_Stated problem_.
Set down each record exactly as written.

_Task inputs_.
>>>>>

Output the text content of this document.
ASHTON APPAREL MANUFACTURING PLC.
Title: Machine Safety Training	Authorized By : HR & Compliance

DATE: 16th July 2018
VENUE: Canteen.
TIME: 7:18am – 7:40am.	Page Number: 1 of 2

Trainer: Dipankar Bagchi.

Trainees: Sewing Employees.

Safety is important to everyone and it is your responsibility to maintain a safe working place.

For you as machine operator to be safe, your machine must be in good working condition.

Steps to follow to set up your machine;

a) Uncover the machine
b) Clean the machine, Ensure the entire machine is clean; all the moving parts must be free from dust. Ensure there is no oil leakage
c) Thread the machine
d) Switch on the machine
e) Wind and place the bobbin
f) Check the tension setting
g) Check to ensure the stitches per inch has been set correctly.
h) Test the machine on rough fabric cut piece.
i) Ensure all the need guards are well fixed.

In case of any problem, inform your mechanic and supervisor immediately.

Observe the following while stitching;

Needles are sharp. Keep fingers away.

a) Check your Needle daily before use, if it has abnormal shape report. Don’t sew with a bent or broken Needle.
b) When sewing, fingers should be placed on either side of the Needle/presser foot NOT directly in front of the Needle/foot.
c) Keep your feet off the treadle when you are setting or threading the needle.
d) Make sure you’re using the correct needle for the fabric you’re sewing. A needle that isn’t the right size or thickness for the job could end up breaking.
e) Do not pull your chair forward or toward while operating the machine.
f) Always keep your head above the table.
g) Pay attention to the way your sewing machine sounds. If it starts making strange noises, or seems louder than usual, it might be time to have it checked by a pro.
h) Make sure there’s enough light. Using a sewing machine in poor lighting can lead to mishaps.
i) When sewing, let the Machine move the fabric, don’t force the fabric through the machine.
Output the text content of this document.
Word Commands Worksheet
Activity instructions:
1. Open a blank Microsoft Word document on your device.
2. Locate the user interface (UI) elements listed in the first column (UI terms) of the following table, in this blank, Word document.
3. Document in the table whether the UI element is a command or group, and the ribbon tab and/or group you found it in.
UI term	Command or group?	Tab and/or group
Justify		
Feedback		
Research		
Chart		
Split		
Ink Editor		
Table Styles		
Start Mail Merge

<<<<<

_Solution to the exercise_.
Output the text content of this document.
ASHTON APPAREL MANUFACTURING PLC.
Title: Machine Safety Training	Authorized By : HR & Compliance

DATE: 16th July 2018
VENUE: Canteen.
TIME: 7:18am – 7:40am.	Page Number: 1 of 2

Trainer: Dipankar Bagchi.

Trainees: Sewing Employees.

Safety is important to everyone and it is your responsibility to maintain a safe working place.

For you as machine operator to be safe, your machine must be in good working condition.

Steps to follow to set up your machine;

a) Uncover the machine
b) Clean the machine, Ensure the entire machine is clean; all the moving parts must be free from dust. Ensure there is no oil leakage
c) Thread the machine
d) Switch on the machine
e) Wind and place the bobbin
f) Check the tension setting
g) Check to ensure the stitches per inch has been set correctly.
h) Test the machine on rough fabric cut piece.
i) Ensure all the need guards are well fixed.

In case of any problem, inform your mechanic and supervisor immediately.

Observe the following while stitching;

Needles are sharp. Keep fingers away.

a) Check your Needle daily before use, if it has abnormal shape report. Don’t sew with a bent or broken Needle.
b) When sewing, fingers should be placed on either side of the Needle/presser foot NOT directly in front of the Needle/foot.
c) Keep your feet off the treadle when you are setting or threading the needle.
d) Make sure you’re using the correct needle for the fabric you’re sewing. A needle that isn’t the right size or thickness for the job could end up breaking.
e) Do not pull your chair forward or toward while operating the machine.
f) Always keep your head above the table.
g) Pay attention to the way your sewing machine sounds. If it starts making strange noises, or seems louder than usual, it might be time to have it checked by a pro.
h) Make sure there’s enough light. Using a sewing machine in poor lighting can lead to mishaps.
i) When sewing, let the Machine move the fabric, don’t force the fabric through the machine.
Output the text content of this document.
Word Commands Worksheet
Activity instructions:
1. Open a blank Microsoft Word document on your device.
2. Locate the user interface (UI) elements listed in the first column (UI terms) of the following table, in this blank, Word document.
3. Document in the table whether the UI element is a command or group, and the ribbon tab and/or group you found it in.
UI term	Command or group?	Tab and/or group
Justify		
Feedback		
Research		
Chart		
Split		
Ink Editor		
Table Styles		
Start Mail Merge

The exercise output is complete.